**INSTRUCTIONS FOR THE TASK**. Copy, from the entries below, each line in which the string "TradingView" appears.

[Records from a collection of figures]
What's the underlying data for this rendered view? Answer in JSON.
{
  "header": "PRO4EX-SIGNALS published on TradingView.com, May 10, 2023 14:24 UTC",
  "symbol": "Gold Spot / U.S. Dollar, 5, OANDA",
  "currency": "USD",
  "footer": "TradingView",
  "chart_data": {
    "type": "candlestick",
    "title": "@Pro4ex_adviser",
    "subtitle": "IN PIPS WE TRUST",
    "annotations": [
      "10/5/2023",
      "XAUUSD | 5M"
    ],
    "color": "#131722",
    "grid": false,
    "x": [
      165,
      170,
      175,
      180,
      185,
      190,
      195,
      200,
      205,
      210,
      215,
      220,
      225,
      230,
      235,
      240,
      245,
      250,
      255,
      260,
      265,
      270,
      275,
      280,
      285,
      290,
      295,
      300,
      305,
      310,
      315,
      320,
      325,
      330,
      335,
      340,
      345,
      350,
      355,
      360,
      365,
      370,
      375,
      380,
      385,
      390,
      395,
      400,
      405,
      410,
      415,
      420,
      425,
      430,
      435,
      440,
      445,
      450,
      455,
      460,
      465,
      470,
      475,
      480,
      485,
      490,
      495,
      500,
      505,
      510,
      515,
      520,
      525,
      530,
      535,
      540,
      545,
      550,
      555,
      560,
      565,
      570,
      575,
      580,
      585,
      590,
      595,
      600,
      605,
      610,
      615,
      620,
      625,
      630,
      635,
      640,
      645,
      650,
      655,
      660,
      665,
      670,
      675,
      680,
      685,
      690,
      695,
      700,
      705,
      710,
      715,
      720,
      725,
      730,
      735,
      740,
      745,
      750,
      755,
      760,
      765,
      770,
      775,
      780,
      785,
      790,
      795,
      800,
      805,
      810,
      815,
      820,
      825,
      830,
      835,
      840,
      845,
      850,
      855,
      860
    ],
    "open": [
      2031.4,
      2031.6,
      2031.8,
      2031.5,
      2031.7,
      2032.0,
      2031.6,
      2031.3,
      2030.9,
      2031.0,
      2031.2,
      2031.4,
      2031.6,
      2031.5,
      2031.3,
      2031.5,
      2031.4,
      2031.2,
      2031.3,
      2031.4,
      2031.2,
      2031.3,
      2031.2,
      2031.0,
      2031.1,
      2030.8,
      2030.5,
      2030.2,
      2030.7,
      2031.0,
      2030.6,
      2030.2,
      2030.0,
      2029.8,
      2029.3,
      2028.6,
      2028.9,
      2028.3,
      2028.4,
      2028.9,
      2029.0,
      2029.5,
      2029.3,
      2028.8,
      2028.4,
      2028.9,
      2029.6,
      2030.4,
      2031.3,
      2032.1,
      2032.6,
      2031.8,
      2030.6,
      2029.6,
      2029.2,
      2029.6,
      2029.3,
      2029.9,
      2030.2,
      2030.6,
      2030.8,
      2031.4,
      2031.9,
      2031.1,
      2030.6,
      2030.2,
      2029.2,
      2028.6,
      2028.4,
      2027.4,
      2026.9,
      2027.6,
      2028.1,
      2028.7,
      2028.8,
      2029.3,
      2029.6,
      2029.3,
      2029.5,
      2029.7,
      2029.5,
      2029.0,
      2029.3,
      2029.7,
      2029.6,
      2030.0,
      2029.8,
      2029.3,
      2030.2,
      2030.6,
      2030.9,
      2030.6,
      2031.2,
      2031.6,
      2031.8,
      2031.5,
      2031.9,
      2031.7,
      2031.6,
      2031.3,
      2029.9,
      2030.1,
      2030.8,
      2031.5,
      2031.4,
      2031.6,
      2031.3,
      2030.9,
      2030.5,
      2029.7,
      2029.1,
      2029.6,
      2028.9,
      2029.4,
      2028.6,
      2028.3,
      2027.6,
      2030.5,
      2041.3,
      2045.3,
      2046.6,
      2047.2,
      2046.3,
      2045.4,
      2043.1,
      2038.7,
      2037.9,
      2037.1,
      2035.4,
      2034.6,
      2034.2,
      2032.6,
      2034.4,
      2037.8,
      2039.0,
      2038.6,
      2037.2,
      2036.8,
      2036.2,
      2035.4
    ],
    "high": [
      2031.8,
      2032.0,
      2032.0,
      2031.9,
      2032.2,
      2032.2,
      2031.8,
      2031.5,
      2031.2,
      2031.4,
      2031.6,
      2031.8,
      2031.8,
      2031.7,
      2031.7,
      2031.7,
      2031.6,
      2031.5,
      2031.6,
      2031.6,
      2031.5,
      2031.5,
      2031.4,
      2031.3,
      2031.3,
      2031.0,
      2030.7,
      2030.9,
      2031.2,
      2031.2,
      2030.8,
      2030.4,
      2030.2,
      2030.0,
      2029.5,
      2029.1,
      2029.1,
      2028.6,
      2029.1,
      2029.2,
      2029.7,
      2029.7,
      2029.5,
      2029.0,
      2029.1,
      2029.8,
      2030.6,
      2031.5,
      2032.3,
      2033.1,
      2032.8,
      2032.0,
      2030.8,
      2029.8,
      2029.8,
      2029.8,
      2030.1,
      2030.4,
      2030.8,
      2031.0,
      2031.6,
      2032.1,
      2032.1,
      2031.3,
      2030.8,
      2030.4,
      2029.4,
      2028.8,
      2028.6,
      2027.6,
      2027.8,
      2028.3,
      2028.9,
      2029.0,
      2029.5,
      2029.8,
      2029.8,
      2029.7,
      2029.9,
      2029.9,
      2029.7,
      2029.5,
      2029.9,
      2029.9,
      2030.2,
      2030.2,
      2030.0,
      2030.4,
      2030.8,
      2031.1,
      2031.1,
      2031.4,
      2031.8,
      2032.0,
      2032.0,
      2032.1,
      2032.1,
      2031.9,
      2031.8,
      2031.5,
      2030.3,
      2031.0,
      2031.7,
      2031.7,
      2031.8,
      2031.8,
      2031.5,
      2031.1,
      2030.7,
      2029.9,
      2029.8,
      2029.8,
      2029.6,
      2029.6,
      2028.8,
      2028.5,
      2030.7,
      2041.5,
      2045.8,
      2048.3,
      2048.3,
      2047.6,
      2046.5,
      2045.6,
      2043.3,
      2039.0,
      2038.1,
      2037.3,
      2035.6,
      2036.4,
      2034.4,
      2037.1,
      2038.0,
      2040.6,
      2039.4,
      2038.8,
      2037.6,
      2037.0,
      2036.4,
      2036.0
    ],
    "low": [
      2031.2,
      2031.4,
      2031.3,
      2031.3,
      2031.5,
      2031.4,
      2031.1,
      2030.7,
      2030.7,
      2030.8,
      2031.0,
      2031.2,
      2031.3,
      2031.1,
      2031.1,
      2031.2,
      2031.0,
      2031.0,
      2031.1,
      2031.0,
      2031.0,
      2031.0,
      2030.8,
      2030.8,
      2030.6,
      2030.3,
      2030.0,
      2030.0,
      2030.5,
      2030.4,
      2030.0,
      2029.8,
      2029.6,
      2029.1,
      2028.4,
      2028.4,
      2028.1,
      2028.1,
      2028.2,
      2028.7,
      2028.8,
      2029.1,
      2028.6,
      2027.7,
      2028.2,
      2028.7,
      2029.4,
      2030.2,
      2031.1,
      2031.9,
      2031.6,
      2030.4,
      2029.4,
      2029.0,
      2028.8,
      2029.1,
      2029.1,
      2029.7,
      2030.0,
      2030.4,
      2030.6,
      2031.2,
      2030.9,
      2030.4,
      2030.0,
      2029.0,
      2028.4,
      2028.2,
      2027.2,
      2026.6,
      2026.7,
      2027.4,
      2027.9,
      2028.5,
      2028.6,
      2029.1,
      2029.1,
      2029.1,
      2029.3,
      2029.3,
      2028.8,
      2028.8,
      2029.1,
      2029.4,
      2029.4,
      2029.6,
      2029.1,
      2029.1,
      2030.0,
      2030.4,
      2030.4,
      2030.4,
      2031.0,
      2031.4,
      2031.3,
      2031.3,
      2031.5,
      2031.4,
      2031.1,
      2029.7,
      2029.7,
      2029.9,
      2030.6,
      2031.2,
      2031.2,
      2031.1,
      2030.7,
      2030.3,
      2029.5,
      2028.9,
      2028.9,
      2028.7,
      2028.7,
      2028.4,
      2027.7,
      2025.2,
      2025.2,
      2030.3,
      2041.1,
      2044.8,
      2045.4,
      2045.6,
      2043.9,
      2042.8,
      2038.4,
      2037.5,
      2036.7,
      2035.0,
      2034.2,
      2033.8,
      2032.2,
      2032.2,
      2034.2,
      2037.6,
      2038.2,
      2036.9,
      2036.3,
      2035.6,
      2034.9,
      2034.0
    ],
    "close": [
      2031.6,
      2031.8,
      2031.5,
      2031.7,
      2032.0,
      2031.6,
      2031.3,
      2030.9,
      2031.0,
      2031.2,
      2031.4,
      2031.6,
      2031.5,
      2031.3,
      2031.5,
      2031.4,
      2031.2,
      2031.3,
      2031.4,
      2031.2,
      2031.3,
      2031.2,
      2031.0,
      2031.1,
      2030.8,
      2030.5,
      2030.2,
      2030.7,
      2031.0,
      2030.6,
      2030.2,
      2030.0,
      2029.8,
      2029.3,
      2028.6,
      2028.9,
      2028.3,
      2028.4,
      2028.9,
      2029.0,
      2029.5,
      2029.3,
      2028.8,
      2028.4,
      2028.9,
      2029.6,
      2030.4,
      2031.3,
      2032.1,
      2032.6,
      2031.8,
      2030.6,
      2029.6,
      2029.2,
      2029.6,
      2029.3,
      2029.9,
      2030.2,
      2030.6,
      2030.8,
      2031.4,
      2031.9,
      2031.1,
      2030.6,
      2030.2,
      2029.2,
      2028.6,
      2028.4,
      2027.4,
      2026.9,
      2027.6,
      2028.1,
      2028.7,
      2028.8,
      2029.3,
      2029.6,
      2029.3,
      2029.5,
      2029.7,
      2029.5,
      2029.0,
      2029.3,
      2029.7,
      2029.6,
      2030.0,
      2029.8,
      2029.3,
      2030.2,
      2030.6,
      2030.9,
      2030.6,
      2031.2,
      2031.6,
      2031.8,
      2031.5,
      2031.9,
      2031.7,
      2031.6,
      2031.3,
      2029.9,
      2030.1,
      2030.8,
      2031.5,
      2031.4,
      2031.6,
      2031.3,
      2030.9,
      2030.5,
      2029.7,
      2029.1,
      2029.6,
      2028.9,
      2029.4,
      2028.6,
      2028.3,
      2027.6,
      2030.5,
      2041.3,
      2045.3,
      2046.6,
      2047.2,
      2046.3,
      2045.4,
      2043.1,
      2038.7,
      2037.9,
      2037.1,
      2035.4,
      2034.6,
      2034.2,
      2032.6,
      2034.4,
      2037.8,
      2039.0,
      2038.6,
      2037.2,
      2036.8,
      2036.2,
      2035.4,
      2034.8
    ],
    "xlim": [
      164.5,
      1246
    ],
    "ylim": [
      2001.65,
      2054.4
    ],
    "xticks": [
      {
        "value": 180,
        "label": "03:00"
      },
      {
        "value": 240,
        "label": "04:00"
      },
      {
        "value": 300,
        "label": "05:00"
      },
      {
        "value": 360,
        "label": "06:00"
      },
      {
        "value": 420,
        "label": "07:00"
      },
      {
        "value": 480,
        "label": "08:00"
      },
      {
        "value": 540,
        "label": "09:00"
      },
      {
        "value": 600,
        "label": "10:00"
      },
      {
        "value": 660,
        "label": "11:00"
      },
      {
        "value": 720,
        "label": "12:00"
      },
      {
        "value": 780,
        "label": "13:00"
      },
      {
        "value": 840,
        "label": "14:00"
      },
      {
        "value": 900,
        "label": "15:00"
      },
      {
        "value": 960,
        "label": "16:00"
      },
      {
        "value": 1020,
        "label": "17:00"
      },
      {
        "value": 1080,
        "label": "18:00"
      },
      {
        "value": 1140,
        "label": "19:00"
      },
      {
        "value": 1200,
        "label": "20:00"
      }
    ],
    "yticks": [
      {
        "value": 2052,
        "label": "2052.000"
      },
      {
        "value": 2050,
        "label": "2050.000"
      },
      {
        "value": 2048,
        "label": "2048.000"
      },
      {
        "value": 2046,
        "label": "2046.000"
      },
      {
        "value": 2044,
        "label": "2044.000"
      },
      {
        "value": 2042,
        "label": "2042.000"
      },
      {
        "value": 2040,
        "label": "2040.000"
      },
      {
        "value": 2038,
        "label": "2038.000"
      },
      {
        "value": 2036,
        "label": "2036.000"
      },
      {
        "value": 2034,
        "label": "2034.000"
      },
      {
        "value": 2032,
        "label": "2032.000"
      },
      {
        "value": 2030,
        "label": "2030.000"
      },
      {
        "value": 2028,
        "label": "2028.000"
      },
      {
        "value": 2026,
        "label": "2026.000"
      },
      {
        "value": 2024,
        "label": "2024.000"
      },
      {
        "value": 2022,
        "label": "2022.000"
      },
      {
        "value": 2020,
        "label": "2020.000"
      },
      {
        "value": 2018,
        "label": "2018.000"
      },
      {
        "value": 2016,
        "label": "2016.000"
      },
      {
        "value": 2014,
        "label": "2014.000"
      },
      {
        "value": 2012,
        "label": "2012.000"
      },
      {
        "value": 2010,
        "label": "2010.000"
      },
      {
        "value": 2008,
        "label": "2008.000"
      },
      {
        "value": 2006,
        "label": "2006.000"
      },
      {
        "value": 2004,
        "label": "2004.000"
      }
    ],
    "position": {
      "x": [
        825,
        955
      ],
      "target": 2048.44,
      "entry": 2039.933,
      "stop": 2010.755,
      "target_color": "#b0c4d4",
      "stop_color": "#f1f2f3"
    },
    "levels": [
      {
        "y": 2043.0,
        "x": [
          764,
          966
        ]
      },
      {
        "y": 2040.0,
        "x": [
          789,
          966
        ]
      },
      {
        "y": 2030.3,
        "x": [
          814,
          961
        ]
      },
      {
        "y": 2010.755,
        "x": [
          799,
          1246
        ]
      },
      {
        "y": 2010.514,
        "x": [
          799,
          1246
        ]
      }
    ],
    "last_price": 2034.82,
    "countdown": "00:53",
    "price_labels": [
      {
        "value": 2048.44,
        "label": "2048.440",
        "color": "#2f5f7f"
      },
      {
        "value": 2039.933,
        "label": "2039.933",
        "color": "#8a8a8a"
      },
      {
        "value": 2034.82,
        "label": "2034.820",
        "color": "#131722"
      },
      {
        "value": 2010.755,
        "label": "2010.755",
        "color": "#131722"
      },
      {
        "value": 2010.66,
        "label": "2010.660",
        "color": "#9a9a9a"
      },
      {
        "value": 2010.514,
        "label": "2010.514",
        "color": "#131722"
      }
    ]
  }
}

**CORRECT RESULT**.
  "header": "PRO4EX-SIGNALS published on TradingView.com, May 10, 2023 14:24 UTC",
  "footer": "TradingView",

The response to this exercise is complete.